DO THIS:
Give every line again exactly as it appears, please, but not the pictures.

INPUT FOR THIS TASK:
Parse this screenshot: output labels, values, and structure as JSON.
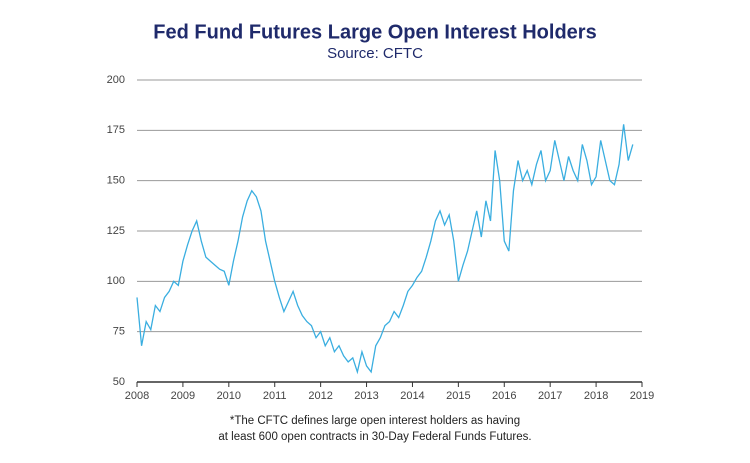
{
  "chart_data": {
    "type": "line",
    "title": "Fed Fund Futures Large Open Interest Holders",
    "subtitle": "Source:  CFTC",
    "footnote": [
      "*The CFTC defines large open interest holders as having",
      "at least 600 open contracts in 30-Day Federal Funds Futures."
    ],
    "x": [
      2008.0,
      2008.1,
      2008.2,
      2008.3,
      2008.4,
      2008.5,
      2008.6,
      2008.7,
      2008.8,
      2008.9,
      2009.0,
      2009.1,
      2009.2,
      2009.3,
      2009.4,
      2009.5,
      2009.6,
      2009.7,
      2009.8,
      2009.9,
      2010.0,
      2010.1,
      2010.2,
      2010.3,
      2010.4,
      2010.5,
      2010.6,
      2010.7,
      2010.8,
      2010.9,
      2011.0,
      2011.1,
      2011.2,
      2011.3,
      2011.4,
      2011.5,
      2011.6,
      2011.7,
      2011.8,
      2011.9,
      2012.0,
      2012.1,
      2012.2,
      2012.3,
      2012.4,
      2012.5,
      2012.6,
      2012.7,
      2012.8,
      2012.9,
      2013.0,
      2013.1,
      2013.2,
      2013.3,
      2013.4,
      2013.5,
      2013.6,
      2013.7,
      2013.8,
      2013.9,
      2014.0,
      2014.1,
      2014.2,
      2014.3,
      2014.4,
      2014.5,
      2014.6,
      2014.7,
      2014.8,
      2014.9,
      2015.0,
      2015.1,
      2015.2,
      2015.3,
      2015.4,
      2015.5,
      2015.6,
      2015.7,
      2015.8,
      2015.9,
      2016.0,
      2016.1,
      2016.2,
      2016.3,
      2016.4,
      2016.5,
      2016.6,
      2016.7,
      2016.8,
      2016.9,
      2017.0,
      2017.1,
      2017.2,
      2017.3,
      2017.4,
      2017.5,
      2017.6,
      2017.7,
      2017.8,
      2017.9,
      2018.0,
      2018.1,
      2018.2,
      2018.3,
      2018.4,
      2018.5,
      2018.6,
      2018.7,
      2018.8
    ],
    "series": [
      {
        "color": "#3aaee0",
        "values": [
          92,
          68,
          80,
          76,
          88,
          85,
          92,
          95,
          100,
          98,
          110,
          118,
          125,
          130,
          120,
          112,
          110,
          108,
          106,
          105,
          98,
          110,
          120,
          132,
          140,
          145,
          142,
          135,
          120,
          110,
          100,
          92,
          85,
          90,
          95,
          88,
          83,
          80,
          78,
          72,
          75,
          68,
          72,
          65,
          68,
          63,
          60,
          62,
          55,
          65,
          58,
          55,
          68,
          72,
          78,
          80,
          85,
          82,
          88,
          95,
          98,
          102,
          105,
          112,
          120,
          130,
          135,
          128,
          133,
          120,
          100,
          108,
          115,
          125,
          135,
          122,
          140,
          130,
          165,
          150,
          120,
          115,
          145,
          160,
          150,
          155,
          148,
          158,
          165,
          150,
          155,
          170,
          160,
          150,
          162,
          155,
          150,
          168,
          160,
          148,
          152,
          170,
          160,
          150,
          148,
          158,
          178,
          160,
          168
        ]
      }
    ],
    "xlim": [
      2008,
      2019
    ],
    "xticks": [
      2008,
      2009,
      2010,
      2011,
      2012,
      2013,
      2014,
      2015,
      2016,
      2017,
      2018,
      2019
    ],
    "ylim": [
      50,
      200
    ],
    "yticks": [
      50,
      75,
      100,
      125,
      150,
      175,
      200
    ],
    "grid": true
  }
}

EXERCISE RESULT:
Parse this screenshot: output labels, values, and structure as JSON.
{
  "chart_data": {
    "type": "line",
    "title": "Fed Fund Futures Large Open Interest Holders",
    "subtitle": "Source:  CFTC",
    "footnote": [
      "*The CFTC defines large open interest holders as having",
      "at least 600 open contracts in 30-Day Federal Funds Futures."
    ],
    "x": [
      2008.0,
      2008.1,
      2008.2,
      2008.3,
      2008.4,
      2008.5,
      2008.6,
      2008.7,
      2008.8,
      2008.9,
      2009.0,
      2009.1,
      2009.2,
      2009.3,
      2009.4,
      2009.5,
      2009.6,
      2009.7,
      2009.8,
      2009.9,
      2010.0,
      2010.1,
      2010.2,
      2010.3,
      2010.4,
      2010.5,
      2010.6,
      2010.7,
      2010.8,
      2010.9,
      2011.0,
      2011.1,
      2011.2,
      2011.3,
      2011.4,
      2011.5,
      2011.6,
      2011.7,
      2011.8,
      2011.9,
      2012.0,
      2012.1,
      2012.2,
      2012.3,
      2012.4,
      2012.5,
      2012.6,
      2012.7,
      2012.8,
      2012.9,
      2013.0,
      2013.1,
      2013.2,
      2013.3,
      2013.4,
      2013.5,
      2013.6,
      2013.7,
      2013.8,
      2013.9,
      2014.0,
      2014.1,
      2014.2,
      2014.3,
      2014.4,
      2014.5,
      2014.6,
      2014.7,
      2014.8,
      2014.9,
      2015.0,
      2015.1,
      2015.2,
      2015.3,
      2015.4,
      2015.5,
      2015.6,
      2015.7,
      2015.8,
      2015.9,
      2016.0,
      2016.1,
      2016.2,
      2016.3,
      2016.4,
      2016.5,
      2016.6,
      2016.7,
      2016.8,
      2016.9,
      2017.0,
      2017.1,
      2017.2,
      2017.3,
      2017.4,
      2017.5,
      2017.6,
      2017.7,
      2017.8,
      2017.9,
      2018.0,
      2018.1,
      2018.2,
      2018.3,
      2018.4,
      2018.5,
      2018.6,
      2018.7,
      2018.8
    ],
    "series": [
      {
        "color": "#3aaee0",
        "values": [
          92,
          68,
          80,
          76,
          88,
          85,
          92,
          95,
          100,
          98,
          110,
          118,
          125,
          130,
          120,
          112,
          110,
          108,
          106,
          105,
          98,
          110,
          120,
          132,
          140,
          145,
          142,
          135,
          120,
          110,
          100,
          92,
          85,
          90,
          95,
          88,
          83,
          80,
          78,
          72,
          75,
          68,
          72,
          65,
          68,
          63,
          60,
          62,
          55,
          65,
          58,
          55,
          68,
          72,
          78,
          80,
          85,
          82,
          88,
          95,
          98,
          102,
          105,
          112,
          120,
          130,
          135,
          128,
          133,
          120,
          100,
          108,
          115,
          125,
          135,
          122,
          140,
          130,
          165,
          150,
          120,
          115,
          145,
          160,
          150,
          155,
          148,
          158,
          165,
          150,
          155,
          170,
          160,
          150,
          162,
          155,
          150,
          168,
          160,
          148,
          152,
          170,
          160,
          150,
          148,
          158,
          178,
          160,
          168
        ]
      }
    ],
    "xlim": [
      2008,
      2019
    ],
    "xticks": [
      2008,
      2009,
      2010,
      2011,
      2012,
      2013,
      2014,
      2015,
      2016,
      2017,
      2018,
      2019
    ],
    "ylim": [
      50,
      200
    ],
    "yticks": [
      50,
      75,
      100,
      125,
      150,
      175,
      200
    ],
    "grid": true
  }
}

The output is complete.